__Instructions for the task__
Reproduce every entry exactly.
>> BEGIN Data shown
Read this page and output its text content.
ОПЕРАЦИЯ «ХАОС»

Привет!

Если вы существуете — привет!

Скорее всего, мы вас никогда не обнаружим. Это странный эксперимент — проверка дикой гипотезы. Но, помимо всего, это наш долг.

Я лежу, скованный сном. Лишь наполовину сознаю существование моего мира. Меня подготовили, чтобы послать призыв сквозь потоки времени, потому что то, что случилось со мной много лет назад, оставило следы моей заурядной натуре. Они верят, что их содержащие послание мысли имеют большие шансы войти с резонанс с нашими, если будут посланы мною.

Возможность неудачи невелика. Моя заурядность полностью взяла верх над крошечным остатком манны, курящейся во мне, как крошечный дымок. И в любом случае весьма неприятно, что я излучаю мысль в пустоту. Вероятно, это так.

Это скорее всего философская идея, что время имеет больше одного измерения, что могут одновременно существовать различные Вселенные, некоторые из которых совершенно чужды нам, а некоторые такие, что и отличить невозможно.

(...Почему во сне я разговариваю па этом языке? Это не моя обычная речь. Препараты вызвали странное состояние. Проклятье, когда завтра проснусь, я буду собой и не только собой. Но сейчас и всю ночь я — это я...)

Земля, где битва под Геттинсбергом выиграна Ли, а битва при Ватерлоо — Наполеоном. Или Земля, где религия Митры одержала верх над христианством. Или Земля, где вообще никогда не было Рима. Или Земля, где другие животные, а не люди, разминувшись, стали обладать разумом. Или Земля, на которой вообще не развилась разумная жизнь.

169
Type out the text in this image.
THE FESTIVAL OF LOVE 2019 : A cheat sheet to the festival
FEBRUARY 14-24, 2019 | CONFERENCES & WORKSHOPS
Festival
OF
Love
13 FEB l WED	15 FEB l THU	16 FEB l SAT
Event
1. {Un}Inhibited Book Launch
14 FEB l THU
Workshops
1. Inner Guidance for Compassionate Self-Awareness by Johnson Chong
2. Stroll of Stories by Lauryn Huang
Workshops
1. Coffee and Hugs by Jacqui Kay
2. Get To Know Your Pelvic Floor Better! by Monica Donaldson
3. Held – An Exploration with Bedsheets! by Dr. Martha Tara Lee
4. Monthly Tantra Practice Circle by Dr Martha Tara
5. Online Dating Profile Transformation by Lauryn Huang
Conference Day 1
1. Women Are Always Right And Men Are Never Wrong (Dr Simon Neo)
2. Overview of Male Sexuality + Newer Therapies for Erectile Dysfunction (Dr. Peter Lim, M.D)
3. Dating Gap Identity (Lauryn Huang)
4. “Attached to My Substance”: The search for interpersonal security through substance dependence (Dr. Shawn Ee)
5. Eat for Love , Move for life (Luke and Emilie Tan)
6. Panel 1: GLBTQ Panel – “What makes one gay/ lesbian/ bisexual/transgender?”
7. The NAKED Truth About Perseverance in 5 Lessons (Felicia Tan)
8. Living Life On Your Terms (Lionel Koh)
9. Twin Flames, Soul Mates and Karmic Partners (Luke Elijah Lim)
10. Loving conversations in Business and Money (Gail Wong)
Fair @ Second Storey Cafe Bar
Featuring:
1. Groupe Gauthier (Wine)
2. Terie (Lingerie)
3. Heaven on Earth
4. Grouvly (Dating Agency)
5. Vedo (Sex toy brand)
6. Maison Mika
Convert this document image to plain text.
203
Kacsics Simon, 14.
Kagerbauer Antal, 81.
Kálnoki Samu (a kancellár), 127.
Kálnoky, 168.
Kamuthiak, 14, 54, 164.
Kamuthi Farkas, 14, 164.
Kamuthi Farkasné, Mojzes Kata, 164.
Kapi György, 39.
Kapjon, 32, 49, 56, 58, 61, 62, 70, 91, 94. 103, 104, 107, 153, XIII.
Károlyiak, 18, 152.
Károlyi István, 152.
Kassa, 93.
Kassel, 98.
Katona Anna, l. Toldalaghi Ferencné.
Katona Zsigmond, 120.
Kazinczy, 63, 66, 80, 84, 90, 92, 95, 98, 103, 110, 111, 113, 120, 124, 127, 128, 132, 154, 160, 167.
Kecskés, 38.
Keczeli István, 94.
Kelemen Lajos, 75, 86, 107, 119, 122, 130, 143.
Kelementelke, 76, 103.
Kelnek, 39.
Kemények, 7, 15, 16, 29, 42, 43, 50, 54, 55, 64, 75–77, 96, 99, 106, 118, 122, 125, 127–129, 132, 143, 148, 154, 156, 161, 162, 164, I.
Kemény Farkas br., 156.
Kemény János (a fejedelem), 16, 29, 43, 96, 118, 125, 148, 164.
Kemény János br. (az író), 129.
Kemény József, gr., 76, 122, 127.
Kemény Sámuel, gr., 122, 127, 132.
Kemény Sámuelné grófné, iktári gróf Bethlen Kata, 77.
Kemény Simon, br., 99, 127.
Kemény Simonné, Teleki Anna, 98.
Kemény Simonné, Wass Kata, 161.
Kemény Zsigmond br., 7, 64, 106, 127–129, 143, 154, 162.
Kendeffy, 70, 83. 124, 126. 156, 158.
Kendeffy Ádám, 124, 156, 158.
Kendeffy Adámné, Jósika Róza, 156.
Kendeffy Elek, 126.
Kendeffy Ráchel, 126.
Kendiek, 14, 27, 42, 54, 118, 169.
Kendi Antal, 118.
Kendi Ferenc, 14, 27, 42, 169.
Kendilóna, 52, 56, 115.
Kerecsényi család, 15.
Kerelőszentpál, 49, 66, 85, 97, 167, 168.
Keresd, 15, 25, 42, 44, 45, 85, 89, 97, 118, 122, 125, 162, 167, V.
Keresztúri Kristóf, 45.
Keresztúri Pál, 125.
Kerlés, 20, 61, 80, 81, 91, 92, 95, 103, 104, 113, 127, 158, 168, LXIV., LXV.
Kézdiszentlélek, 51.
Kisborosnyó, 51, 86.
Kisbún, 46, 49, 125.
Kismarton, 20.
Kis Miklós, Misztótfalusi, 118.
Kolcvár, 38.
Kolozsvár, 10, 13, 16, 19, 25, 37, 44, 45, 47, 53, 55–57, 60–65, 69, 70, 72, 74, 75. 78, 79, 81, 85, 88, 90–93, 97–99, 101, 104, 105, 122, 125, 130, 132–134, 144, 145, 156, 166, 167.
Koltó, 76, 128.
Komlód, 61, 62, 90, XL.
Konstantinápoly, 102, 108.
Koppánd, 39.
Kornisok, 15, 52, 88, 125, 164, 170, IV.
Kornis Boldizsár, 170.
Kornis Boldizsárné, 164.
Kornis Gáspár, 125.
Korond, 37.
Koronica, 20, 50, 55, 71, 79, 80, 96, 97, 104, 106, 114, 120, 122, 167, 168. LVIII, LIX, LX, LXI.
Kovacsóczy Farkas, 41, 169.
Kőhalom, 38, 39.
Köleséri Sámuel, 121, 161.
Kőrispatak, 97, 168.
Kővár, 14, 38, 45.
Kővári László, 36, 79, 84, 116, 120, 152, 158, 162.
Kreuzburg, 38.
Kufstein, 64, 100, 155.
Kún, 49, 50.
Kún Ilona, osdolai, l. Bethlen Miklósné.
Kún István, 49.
>> END Data shown
__Written reply__
Read this page and output its text content.
ОПЕРАЦИЯ «ХАОС»

Привет!

Если вы существуете — привет!

Скорее всего, мы вас никогда не обнаружим. Это странный эксперимент — проверка дикой гипотезы. Но, помимо всего, это наш долг.

Я лежу, скованный сном. Лишь наполовину сознаю существование моего мира. Меня подготовили, чтобы послать призыв сквозь потоки времени, потому что то, что случилось со мной много лет назад, оставило следы моей заурядной натуре. Они верят, что их содержащие послание мысли имеют большие шансы войти с резонанс с нашими, если будут посланы мною.

Возможность неудачи невелика. Моя заурядность полностью взяла верх над крошечным остатком манны, курящейся во мне, как крошечный дымок. И в любом случае весьма неприятно, что я излучаю мысль в пустоту. Вероятно, это так.

Это скорее всего философская идея, что время имеет больше одного измерения, что могут одновременно существовать различные Вселенные, некоторые из которых совершенно чужды нам, а некоторые такие, что и отличить невозможно.

(...Почему во сне я разговариваю па этом языке? Это не моя обычная речь. Препараты вызвали странное состояние. Проклятье, когда завтра проснусь, я буду собой и не только собой. Но сейчас и всю ночь я — это я...)

Земля, где битва под Геттинсбергом выиграна Ли, а битва при Ватерлоо — Наполеоном. Или Земля, где религия Митры одержала верх над христианством. Или Земля, где вообще никогда не было Рима. Или Земля, где другие животные, а не люди, разминувшись, стали обладать разумом. Или Земля, на которой вообще не развилась разумная жизнь.

169
Type out the text in this image.
THE FESTIVAL OF LOVE 2019 : A cheat sheet to the festival
FEBRUARY 14-24, 2019 | CONFERENCES & WORKSHOPS
Festival
OF
Love
13 FEB l WED	15 FEB l THU	16 FEB l SAT
Event
1. {Un}Inhibited Book Launch
14 FEB l THU
Workshops
1. Inner Guidance for Compassionate Self-Awareness by Johnson Chong
2. Stroll of Stories by Lauryn Huang
Workshops
1. Coffee and Hugs by Jacqui Kay
2. Get To Know Your Pelvic Floor Better! by Monica Donaldson
3. Held – An Exploration with Bedsheets! by Dr. Martha Tara Lee
4. Monthly Tantra Practice Circle by Dr Martha Tara
5. Online Dating Profile Transformation by Lauryn Huang
Conference Day 1
1. Women Are Always Right And Men Are Never Wrong (Dr Simon Neo)
2. Overview of Male Sexuality + Newer Therapies for Erectile Dysfunction (Dr. Peter Lim, M.D)
3. Dating Gap Identity (Lauryn Huang)
4. “Attached to My Substance”: The search for interpersonal security through substance dependence (Dr. Shawn Ee)
5. Eat for Love , Move for life (Luke and Emilie Tan)
6. Panel 1: GLBTQ Panel – “What makes one gay/ lesbian/ bisexual/transgender?”
7. The NAKED Truth About Perseverance in 5 Lessons (Felicia Tan)
8. Living Life On Your Terms (Lionel Koh)
9. Twin Flames, Soul Mates and Karmic Partners (Luke Elijah Lim)
10. Loving conversations in Business and Money (Gail Wong)
Fair @ Second Storey Cafe Bar
Featuring:
1. Groupe Gauthier (Wine)
2. Terie (Lingerie)
3. Heaven on Earth
4. Grouvly (Dating Agency)
5. Vedo (Sex toy brand)
6. Maison Mika
Convert this document image to plain text.
203
Kacsics Simon, 14.
Kagerbauer Antal, 81.
Kálnoki Samu (a kancellár), 127.
Kálnoky, 168.
Kamuthiak, 14, 54, 164.
Kamuthi Farkas, 14, 164.
Kamuthi Farkasné, Mojzes Kata, 164.
Kapi György, 39.
Kapjon, 32, 49, 56, 58, 61, 62, 70, 91, 94. 103, 104, 107, 153, XIII.
Károlyiak, 18, 152.
Károlyi István, 152.
Kassa, 93.
Kassel, 98.
Katona Anna, l. Toldalaghi Ferencné.
Katona Zsigmond, 120.
Kazinczy, 63, 66, 80, 84, 90, 92, 95, 98, 103, 110, 111, 113, 120, 124, 127, 128, 132, 154, 160, 167.
Kecskés, 38.
Keczeli István, 94.
Kelemen Lajos, 75, 86, 107, 119, 122, 130, 143.
Kelementelke, 76, 103.
Kelnek, 39.
Kemények, 7, 15, 16, 29, 42, 43, 50, 54, 55, 64, 75–77, 96, 99, 106, 118, 122, 125, 127–129, 132, 143, 148, 154, 156, 161, 162, 164, I.
Kemény Farkas br., 156.
Kemény János (a fejedelem), 16, 29, 43, 96, 118, 125, 148, 164.
Kemény János br. (az író), 129.
Kemény József, gr., 76, 122, 127.
Kemény Sámuel, gr., 122, 127, 132.
Kemény Sámuelné grófné, iktári gróf Bethlen Kata, 77.
Kemény Simon, br., 99, 127.
Kemény Simonné, Teleki Anna, 98.
Kemény Simonné, Wass Kata, 161.
Kemény Zsigmond br., 7, 64, 106, 127–129, 143, 154, 162.
Kendeffy, 70, 83. 124, 126. 156, 158.
Kendeffy Ádám, 124, 156, 158.
Kendeffy Adámné, Jósika Róza, 156.
Kendeffy Elek, 126.
Kendeffy Ráchel, 126.
Kendiek, 14, 27, 42, 54, 118, 169.
Kendi Antal, 118.
Kendi Ferenc, 14, 27, 42, 169.
Kendilóna, 52, 56, 115.
Kerecsényi család, 15.
Kerelőszentpál, 49, 66, 85, 97, 167, 168.
Keresd, 15, 25, 42, 44, 45, 85, 89, 97, 118, 122, 125, 162, 167, V.
Keresztúri Kristóf, 45.
Keresztúri Pál, 125.
Kerlés, 20, 61, 80, 81, 91, 92, 95, 103, 104, 113, 127, 158, 168, LXIV., LXV.
Kézdiszentlélek, 51.
Kisborosnyó, 51, 86.
Kisbún, 46, 49, 125.
Kismarton, 20.
Kis Miklós, Misztótfalusi, 118.
Kolcvár, 38.
Kolozsvár, 10, 13, 16, 19, 25, 37, 44, 45, 47, 53, 55–57, 60–65, 69, 70, 72, 74, 75. 78, 79, 81, 85, 88, 90–93, 97–99, 101, 104, 105, 122, 125, 130, 132–134, 144, 145, 156, 166, 167.
Koltó, 76, 128.
Komlód, 61, 62, 90, XL.
Konstantinápoly, 102, 108.
Koppánd, 39.
Kornisok, 15, 52, 88, 125, 164, 170, IV.
Kornis Boldizsár, 170.
Kornis Boldizsárné, 164.
Kornis Gáspár, 125.
Korond, 37.
Koronica, 20, 50, 55, 71, 79, 80, 96, 97, 104, 106, 114, 120, 122, 167, 168. LVIII, LIX, LX, LXI.
Kovacsóczy Farkas, 41, 169.
Kőhalom, 38, 39.
Köleséri Sámuel, 121, 161.
Kőrispatak, 97, 168.
Kővár, 14, 38, 45.
Kővári László, 36, 79, 84, 116, 120, 152, 158, 162.
Kreuzburg, 38.
Kufstein, 64, 100, 155.
Kún, 49, 50.
Kún Ilona, osdolai, l. Bethlen Miklósné.
Kún István, 49.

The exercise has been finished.